Repeat every record below exactly, leaving out the pictures.

-- Start --

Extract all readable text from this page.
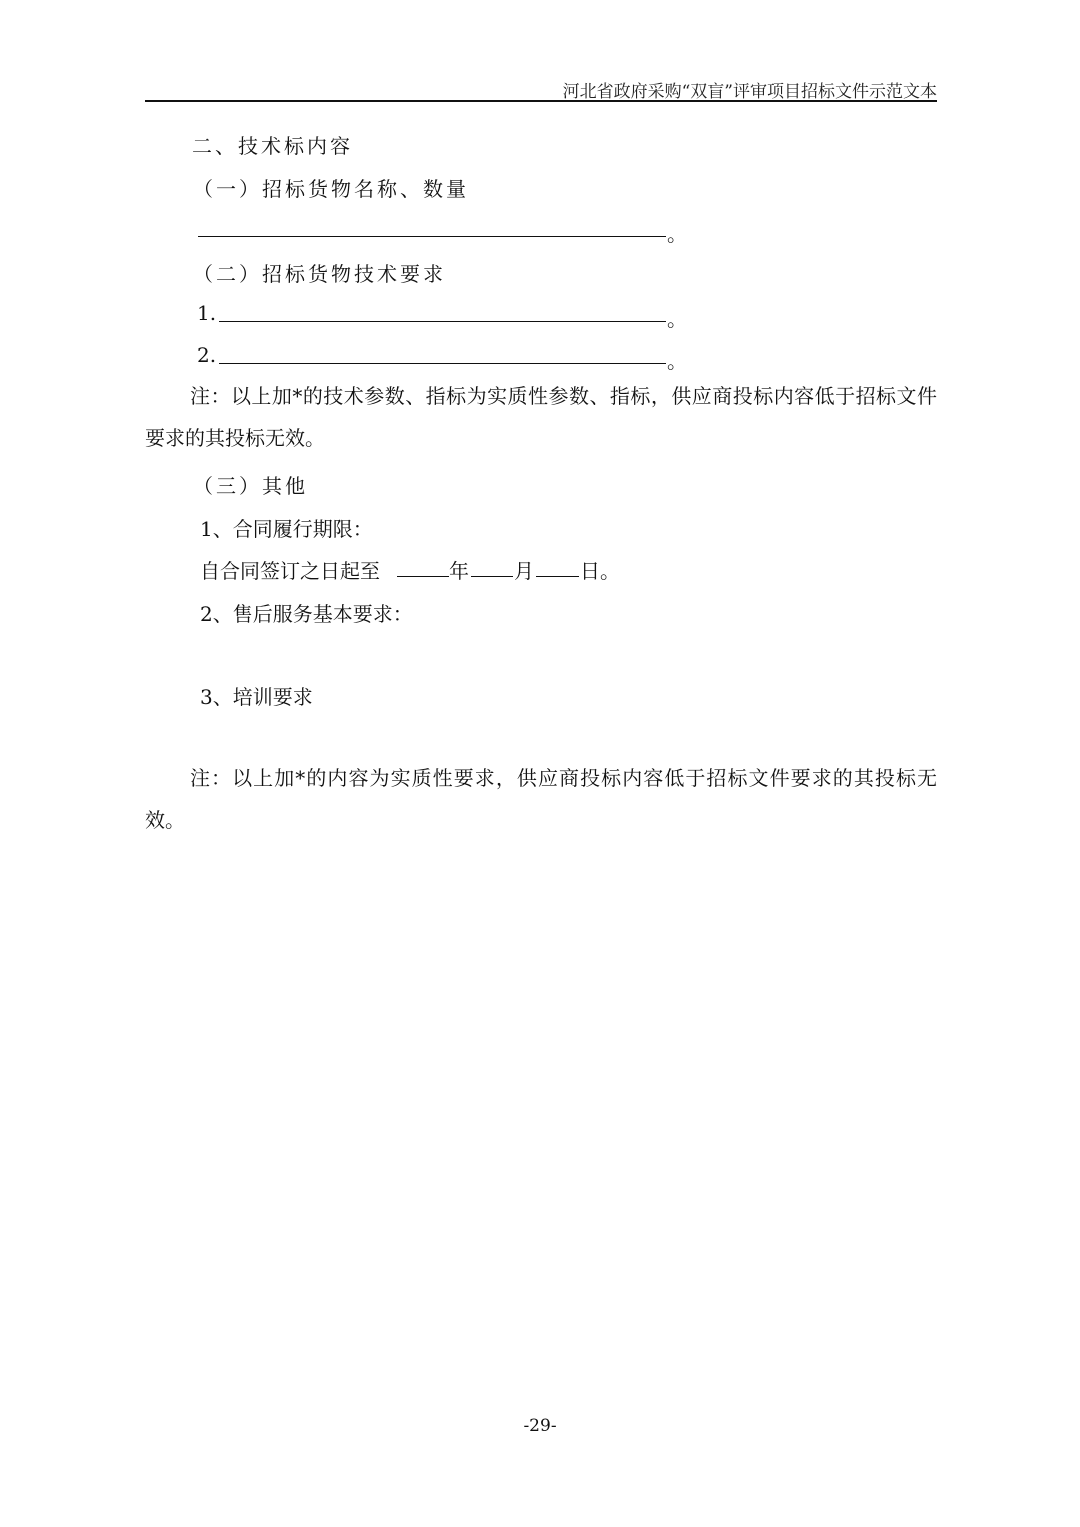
河北省政府采购“双盲”评审项目招标文件示范文本
二、技术标内容
（一）招标货物名称、数量
。
（二）招标货物技术要求
1.	。
2.	。
注：以上加*的技术参数、指标为实质性参数、指标，供应商投标内容低于招标文件要求的其投标无效。
（三）其他
1、合同履行期限：
自合同签订之日起至	年 月 日。
2、售后服务基本要求：
3、培训要求
注：以上加*的内容为实质性要求，供应商投标内容低于招标文件要求的其投标无效。
-29-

-- End --

RESPONSE TO THE EXERCISE:
Extract all readable text from this page.
河北省政府采购“双盲”评审项目招标文件示范文本
二、技术标内容
（一）招标货物名称、数量
。
（二）招标货物技术要求
1.	。
2.	。
注：以上加*的技术参数、指标为实质性参数、指标，供应商投标内容低于招标文件要求的其投标无效。
（三）其他
1、合同履行期限：
自合同签订之日起至	年 月 日。
2、售后服务基本要求：
3、培训要求
注：以上加*的内容为实质性要求，供应商投标内容低于招标文件要求的其投标无效。
-29-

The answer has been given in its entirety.